• _Entries with figure data_:
────────────────

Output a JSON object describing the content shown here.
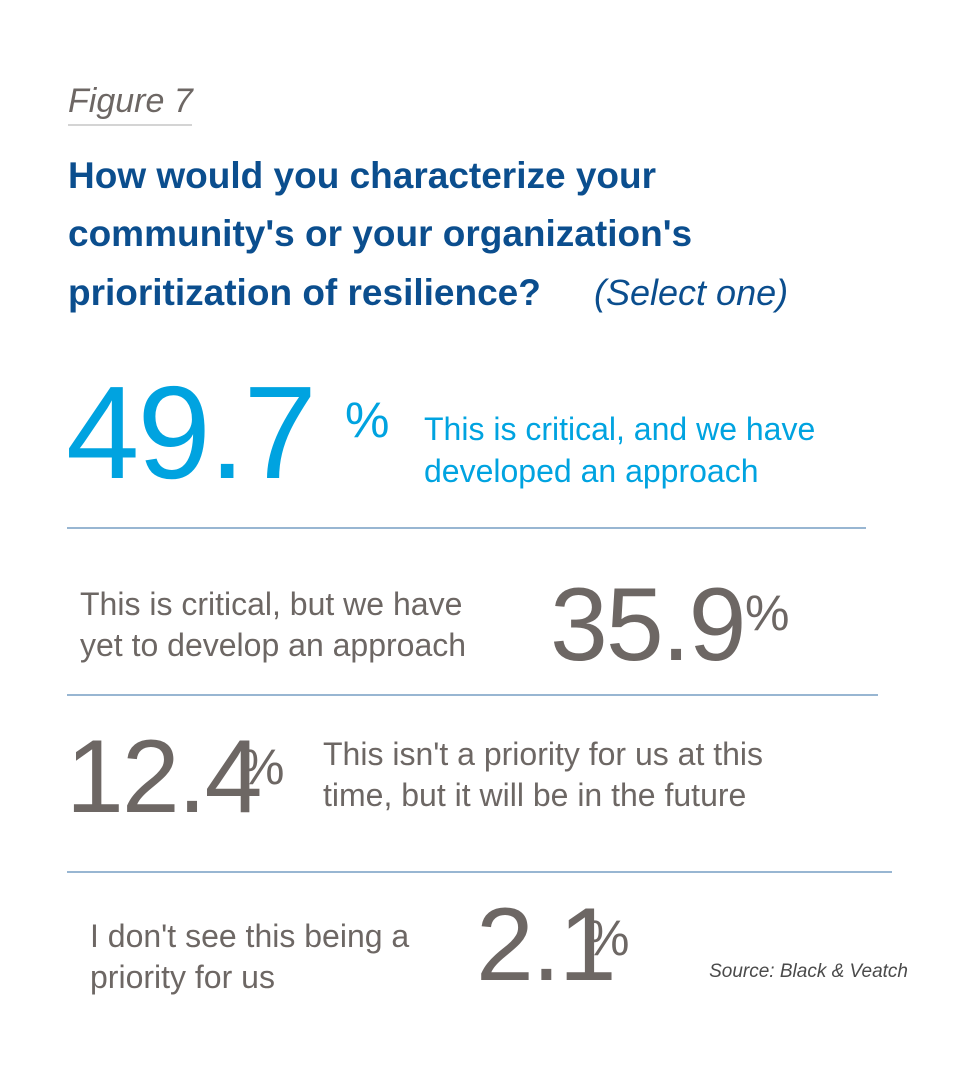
{
  "figure_label": "Figure 7",
  "title_lines": [
    "How would you characterize your",
    "community's or your organization's",
    "prioritization of resilience?"
  ],
  "title_note": "(Select one)",
  "items": [
    {
      "value": 49.7,
      "unit": "%",
      "label_lines": [
        "This is critical, and we have",
        "developed an approach"
      ]
    },
    {
      "value": 35.9,
      "unit": "%",
      "label_lines": [
        "This is critical, but we have",
        "yet to develop an approach"
      ]
    },
    {
      "value": 12.4,
      "unit": "%",
      "label_lines": [
        "This isn't a priority for us at this",
        "time, but it will be in the future"
      ]
    },
    {
      "value": 2.1,
      "unit": "%",
      "label_lines": [
        "I don't see this being a",
        "priority for us"
      ]
    }
  ],
  "source": "Source: Black & Veatch"
}
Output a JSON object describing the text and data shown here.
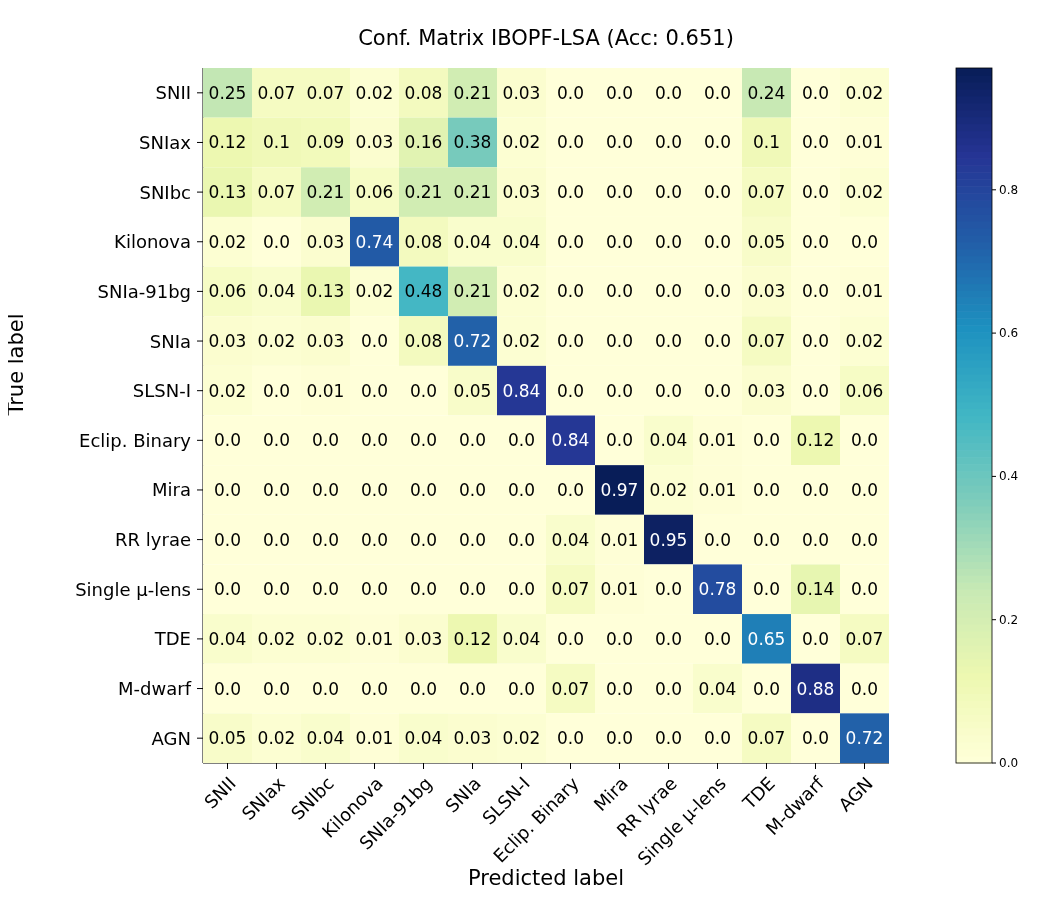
{
  "chart_data": {
    "type": "heatmap",
    "title": "Conf. Matrix IBOPF-LSA (Acc: 0.651)",
    "xlabel": "Predicted label",
    "ylabel": "True label",
    "categories": [
      "SNII",
      "SNIax",
      "SNIbc",
      "Kilonova",
      "SNIa-91bg",
      "SNIa",
      "SLSN-I",
      "Eclip. Binary",
      "Mira",
      "RR lyrae",
      "Single μ-lens",
      "TDE",
      "M-dwarf",
      "AGN"
    ],
    "y_categories": [
      "SNII",
      "SNIax",
      "SNIbc",
      "Kilonova",
      "SNIa-91bg",
      "SNIa",
      "SLSN-I",
      "Eclip. Binary",
      "Mira",
      "RR lyrae",
      "Single μ-lens",
      "TDE",
      "M-dwarf",
      "AGN"
    ],
    "cells": [
      [
        0.25,
        0.07,
        0.07,
        0.02,
        0.08,
        0.21,
        0.03,
        0,
        0,
        0,
        0,
        0.24,
        0,
        0.02
      ],
      [
        0.12,
        0.1,
        0.09,
        0.03,
        0.16,
        0.38,
        0.02,
        0,
        0,
        0,
        0,
        0.1,
        0,
        0.01
      ],
      [
        0.13,
        0.07,
        0.21,
        0.06,
        0.21,
        0.21,
        0.03,
        0,
        0,
        0,
        0,
        0.07,
        0,
        0.02
      ],
      [
        0.02,
        0,
        0.03,
        0.74,
        0.08,
        0.04,
        0.04,
        0,
        0,
        0,
        0,
        0.05,
        0,
        0
      ],
      [
        0.06,
        0.04,
        0.13,
        0.02,
        0.48,
        0.21,
        0.02,
        0,
        0,
        0,
        0,
        0.03,
        0,
        0.01
      ],
      [
        0.03,
        0.02,
        0.03,
        0,
        0.08,
        0.72,
        0.02,
        0,
        0,
        0,
        0,
        0.07,
        0,
        0.02
      ],
      [
        0.02,
        0,
        0.01,
        0,
        0,
        0.05,
        0.84,
        0,
        0,
        0,
        0,
        0.03,
        0,
        0.06
      ],
      [
        0,
        0,
        0,
        0,
        0,
        0,
        0,
        0.84,
        0,
        0.04,
        0.01,
        0,
        0.12,
        0
      ],
      [
        0,
        0,
        0,
        0,
        0,
        0,
        0,
        0,
        0.97,
        0.02,
        0.01,
        0,
        0,
        0
      ],
      [
        0,
        0,
        0,
        0,
        0,
        0,
        0,
        0.04,
        0.01,
        0.95,
        0,
        0,
        0,
        0
      ],
      [
        0,
        0,
        0,
        0,
        0,
        0,
        0,
        0.07,
        0.01,
        0,
        0.78,
        0,
        0.14,
        0
      ],
      [
        0.04,
        0.02,
        0.02,
        0.01,
        0.03,
        0.12,
        0.04,
        0,
        0,
        0,
        0,
        0.65,
        0,
        0.07
      ],
      [
        0,
        0,
        0,
        0,
        0,
        0,
        0,
        0.07,
        0,
        0,
        0.04,
        0,
        0.88,
        0
      ],
      [
        0.05,
        0.02,
        0.04,
        0.01,
        0.04,
        0.03,
        0.02,
        0,
        0,
        0,
        0,
        0.07,
        0,
        0.72
      ]
    ],
    "cell_labels": [
      [
        "0.25",
        "0.07",
        "0.07",
        "0.02",
        "0.08",
        "0.21",
        "0.03",
        "0.0",
        "0.0",
        "0.0",
        "0.0",
        "0.24",
        "0.0",
        "0.02"
      ],
      [
        "0.12",
        "0.1",
        "0.09",
        "0.03",
        "0.16",
        "0.38",
        "0.02",
        "0.0",
        "0.0",
        "0.0",
        "0.0",
        "0.1",
        "0.0",
        "0.01"
      ],
      [
        "0.13",
        "0.07",
        "0.21",
        "0.06",
        "0.21",
        "0.21",
        "0.03",
        "0.0",
        "0.0",
        "0.0",
        "0.0",
        "0.07",
        "0.0",
        "0.02"
      ],
      [
        "0.02",
        "0.0",
        "0.03",
        "0.74",
        "0.08",
        "0.04",
        "0.04",
        "0.0",
        "0.0",
        "0.0",
        "0.0",
        "0.05",
        "0.0",
        "0.0"
      ],
      [
        "0.06",
        "0.04",
        "0.13",
        "0.02",
        "0.48",
        "0.21",
        "0.02",
        "0.0",
        "0.0",
        "0.0",
        "0.0",
        "0.03",
        "0.0",
        "0.01"
      ],
      [
        "0.03",
        "0.02",
        "0.03",
        "0.0",
        "0.08",
        "0.72",
        "0.02",
        "0.0",
        "0.0",
        "0.0",
        "0.0",
        "0.07",
        "0.0",
        "0.02"
      ],
      [
        "0.02",
        "0.0",
        "0.01",
        "0.0",
        "0.0",
        "0.05",
        "0.84",
        "0.0",
        "0.0",
        "0.0",
        "0.0",
        "0.03",
        "0.0",
        "0.06"
      ],
      [
        "0.0",
        "0.0",
        "0.0",
        "0.0",
        "0.0",
        "0.0",
        "0.0",
        "0.84",
        "0.0",
        "0.04",
        "0.01",
        "0.0",
        "0.12",
        "0.0"
      ],
      [
        "0.0",
        "0.0",
        "0.0",
        "0.0",
        "0.0",
        "0.0",
        "0.0",
        "0.0",
        "0.97",
        "0.02",
        "0.01",
        "0.0",
        "0.0",
        "0.0"
      ],
      [
        "0.0",
        "0.0",
        "0.0",
        "0.0",
        "0.0",
        "0.0",
        "0.0",
        "0.04",
        "0.01",
        "0.95",
        "0.0",
        "0.0",
        "0.0",
        "0.0"
      ],
      [
        "0.0",
        "0.0",
        "0.0",
        "0.0",
        "0.0",
        "0.0",
        "0.0",
        "0.07",
        "0.01",
        "0.0",
        "0.78",
        "0.0",
        "0.14",
        "0.0"
      ],
      [
        "0.04",
        "0.02",
        "0.02",
        "0.01",
        "0.03",
        "0.12",
        "0.04",
        "0.0",
        "0.0",
        "0.0",
        "0.0",
        "0.65",
        "0.0",
        "0.07"
      ],
      [
        "0.0",
        "0.0",
        "0.0",
        "0.0",
        "0.0",
        "0.0",
        "0.0",
        "0.07",
        "0.0",
        "0.0",
        "0.04",
        "0.0",
        "0.88",
        "0.0"
      ],
      [
        "0.05",
        "0.02",
        "0.04",
        "0.01",
        "0.04",
        "0.03",
        "0.02",
        "0.0",
        "0.0",
        "0.0",
        "0.0",
        "0.07",
        "0.0",
        "0.72"
      ]
    ],
    "data_labels": true,
    "clim": [
      0,
      0.97
    ],
    "cticks": [
      {
        "value": 0,
        "label": "0.0"
      },
      0.2,
      0.4,
      0.6,
      0.8
    ]
  }
}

────────────────

Exclude the pictures and repeat every other part of the records word for word.

Output a JSON object describing the content shown here.
{
  "figure_label": "Figure 7",
  "title_lines": [
    "How would you characterize your",
    "community's or your organization's",
    "prioritization of resilience?"
  ],
  "title_note": "(Select one)",
  "items": [
    {
      "value": 49.7,
      "unit": "%",
      "label_lines": [
        "This is critical, and we have",
        "developed an approach"
      ]
    },
    {
      "value": 35.9,
      "unit": "%",
      "label_lines": [
        "This is critical, but we have",
        "yet to develop an approach"
      ]
    },
    {
      "value": 12.4,
      "unit": "%",
      "label_lines": [
        "This isn't a priority for us at this",
        "time, but it will be in the future"
      ]
    },
    {
      "value": 2.1,
      "unit": "%",
      "label_lines": [
        "I don't see this being a",
        "priority for us"
      ]
    }
  ],
  "source": "Source: Black & Veatch"
}
Output a JSON object describing the text and data shown here.
{
  "chart_data": {
    "type": "heatmap",
    "title": "Conf. Matrix IBOPF-LSA (Acc: 0.651)",
    "xlabel": "Predicted label",
    "ylabel": "True label",
    "categories": [
      "SNII",
      "SNIax",
      "SNIbc",
      "Kilonova",
      "SNIa-91bg",
      "SNIa",
      "SLSN-I",
      "Eclip. Binary",
      "Mira",
      "RR lyrae",
      "Single μ-lens",
      "TDE",
      "M-dwarf",
      "AGN"
    ],
    "y_categories": [
      "SNII",
      "SNIax",
      "SNIbc",
      "Kilonova",
      "SNIa-91bg",
      "SNIa",
      "SLSN-I",
      "Eclip. Binary",
      "Mira",
      "RR lyrae",
      "Single μ-lens",
      "TDE",
      "M-dwarf",
      "AGN"
    ],
    "cells": [
      [
        0.25,
        0.07,
        0.07,
        0.02,
        0.08,
        0.21,
        0.03,
        0,
        0,
        0,
        0,
        0.24,
        0,
        0.02
      ],
      [
        0.12,
        0.1,
        0.09,
        0.03,
        0.16,
        0.38,
        0.02,
        0,
        0,
        0,
        0,
        0.1,
        0,
        0.01
      ],
      [
        0.13,
        0.07,
        0.21,
        0.06,
        0.21,
        0.21,
        0.03,
        0,
        0,
        0,
        0,
        0.07,
        0,
        0.02
      ],
      [
        0.02,
        0,
        0.03,
        0.74,
        0.08,
        0.04,
        0.04,
        0,
        0,
        0,
        0,
        0.05,
        0,
        0
      ],
      [
        0.06,
        0.04,
        0.13,
        0.02,
        0.48,
        0.21,
        0.02,
        0,
        0,
        0,
        0,
        0.03,
        0,
        0.01
      ],
      [
        0.03,
        0.02,
        0.03,
        0,
        0.08,
        0.72,
        0.02,
        0,
        0,
        0,
        0,
        0.07,
        0,
        0.02
      ],
      [
        0.02,
        0,
        0.01,
        0,
        0,
        0.05,
        0.84,
        0,
        0,
        0,
        0,
        0.03,
        0,
        0.06
      ],
      [
        0,
        0,
        0,
        0,
        0,
        0,
        0,
        0.84,
        0,
        0.04,
        0.01,
        0,
        0.12,
        0
      ],
      [
        0,
        0,
        0,
        0,
        0,
        0,
        0,
        0,
        0.97,
        0.02,
        0.01,
        0,
        0,
        0
      ],
      [
        0,
        0,
        0,
        0,
        0,
        0,
        0,
        0.04,
        0.01,
        0.95,
        0,
        0,
        0,
        0
      ],
      [
        0,
        0,
        0,
        0,
        0,
        0,
        0,
        0.07,
        0.01,
        0,
        0.78,
        0,
        0.14,
        0
      ],
      [
        0.04,
        0.02,
        0.02,
        0.01,
        0.03,
        0.12,
        0.04,
        0,
        0,
        0,
        0,
        0.65,
        0,
        0.07
      ],
      [
        0,
        0,
        0,
        0,
        0,
        0,
        0,
        0.07,
        0,
        0,
        0.04,
        0,
        0.88,
        0
      ],
      [
        0.05,
        0.02,
        0.04,
        0.01,
        0.04,
        0.03,
        0.02,
        0,
        0,
        0,
        0,
        0.07,
        0,
        0.72
      ]
    ],
    "cell_labels": [
      [
        "0.25",
        "0.07",
        "0.07",
        "0.02",
        "0.08",
        "0.21",
        "0.03",
        "0.0",
        "0.0",
        "0.0",
        "0.0",
        "0.24",
        "0.0",
        "0.02"
      ],
      [
        "0.12",
        "0.1",
        "0.09",
        "0.03",
        "0.16",
        "0.38",
        "0.02",
        "0.0",
        "0.0",
        "0.0",
        "0.0",
        "0.1",
        "0.0",
        "0.01"
      ],
      [
        "0.13",
        "0.07",
        "0.21",
        "0.06",
        "0.21",
        "0.21",
        "0.03",
        "0.0",
        "0.0",
        "0.0",
        "0.0",
        "0.07",
        "0.0",
        "0.02"
      ],
      [
        "0.02",
        "0.0",
        "0.03",
        "0.74",
        "0.08",
        "0.04",
        "0.04",
        "0.0",
        "0.0",
        "0.0",
        "0.0",
        "0.05",
        "0.0",
        "0.0"
      ],
      [
        "0.06",
        "0.04",
        "0.13",
        "0.02",
        "0.48",
        "0.21",
        "0.02",
        "0.0",
        "0.0",
        "0.0",
        "0.0",
        "0.03",
        "0.0",
        "0.01"
      ],
      [
        "0.03",
        "0.02",
        "0.03",
        "0.0",
        "0.08",
        "0.72",
        "0.02",
        "0.0",
        "0.0",
        "0.0",
        "0.0",
        "0.07",
        "0.0",
        "0.02"
      ],
      [
        "0.02",
        "0.0",
        "0.01",
        "0.0",
        "0.0",
        "0.05",
        "0.84",
        "0.0",
        "0.0",
        "0.0",
        "0.0",
        "0.03",
        "0.0",
        "0.06"
      ],
      [
        "0.0",
        "0.0",
        "0.0",
        "0.0",
        "0.0",
        "0.0",
        "0.0",
        "0.84",
        "0.0",
        "0.04",
        "0.01",
        "0.0",
        "0.12",
        "0.0"
      ],
      [
        "0.0",
        "0.0",
        "0.0",
        "0.0",
        "0.0",
        "0.0",
        "0.0",
        "0.0",
        "0.97",
        "0.02",
        "0.01",
        "0.0",
        "0.0",
        "0.0"
      ],
      [
        "0.0",
        "0.0",
        "0.0",
        "0.0",
        "0.0",
        "0.0",
        "0.0",
        "0.04",
        "0.01",
        "0.95",
        "0.0",
        "0.0",
        "0.0",
        "0.0"
      ],
      [
        "0.0",
        "0.0",
        "0.0",
        "0.0",
        "0.0",
        "0.0",
        "0.0",
        "0.07",
        "0.01",
        "0.0",
        "0.78",
        "0.0",
        "0.14",
        "0.0"
      ],
      [
        "0.04",
        "0.02",
        "0.02",
        "0.01",
        "0.03",
        "0.12",
        "0.04",
        "0.0",
        "0.0",
        "0.0",
        "0.0",
        "0.65",
        "0.0",
        "0.07"
      ],
      [
        "0.0",
        "0.0",
        "0.0",
        "0.0",
        "0.0",
        "0.0",
        "0.0",
        "0.07",
        "0.0",
        "0.0",
        "0.04",
        "0.0",
        "0.88",
        "0.0"
      ],
      [
        "0.05",
        "0.02",
        "0.04",
        "0.01",
        "0.04",
        "0.03",
        "0.02",
        "0.0",
        "0.0",
        "0.0",
        "0.0",
        "0.07",
        "0.0",
        "0.72"
      ]
    ],
    "data_labels": true,
    "clim": [
      0,
      0.97
    ],
    "cticks": [
      {
        "value": 0,
        "label": "0.0"
      },
      0.2,
      0.4,
      0.6,
      0.8
    ]
  }
}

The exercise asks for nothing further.